-- Exercise input start --
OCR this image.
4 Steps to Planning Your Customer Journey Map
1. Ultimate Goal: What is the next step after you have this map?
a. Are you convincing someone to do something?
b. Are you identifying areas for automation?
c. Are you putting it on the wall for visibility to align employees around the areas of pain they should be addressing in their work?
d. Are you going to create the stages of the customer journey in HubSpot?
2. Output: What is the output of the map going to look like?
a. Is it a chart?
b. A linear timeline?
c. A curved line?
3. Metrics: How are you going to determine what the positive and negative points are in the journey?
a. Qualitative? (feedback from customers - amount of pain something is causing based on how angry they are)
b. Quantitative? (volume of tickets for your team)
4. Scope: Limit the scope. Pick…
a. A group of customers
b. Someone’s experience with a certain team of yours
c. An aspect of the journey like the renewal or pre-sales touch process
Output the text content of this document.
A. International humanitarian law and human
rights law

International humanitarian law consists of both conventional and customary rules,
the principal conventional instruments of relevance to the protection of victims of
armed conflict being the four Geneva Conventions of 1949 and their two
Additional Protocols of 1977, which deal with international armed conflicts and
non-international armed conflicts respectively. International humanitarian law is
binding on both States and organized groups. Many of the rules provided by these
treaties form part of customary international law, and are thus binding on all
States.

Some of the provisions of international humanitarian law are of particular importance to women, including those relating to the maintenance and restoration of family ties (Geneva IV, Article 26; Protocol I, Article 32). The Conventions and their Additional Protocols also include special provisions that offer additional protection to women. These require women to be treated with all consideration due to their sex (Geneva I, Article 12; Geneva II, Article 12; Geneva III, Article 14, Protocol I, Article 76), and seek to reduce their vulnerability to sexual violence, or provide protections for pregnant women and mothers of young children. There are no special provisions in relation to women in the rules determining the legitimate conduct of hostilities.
-- Exercise input end --
Exercise objective: Copy out each line in the listing that has the word "Output".

Written solution:
2. Output: What is the output of the map going to look like?
Output the text content of this document.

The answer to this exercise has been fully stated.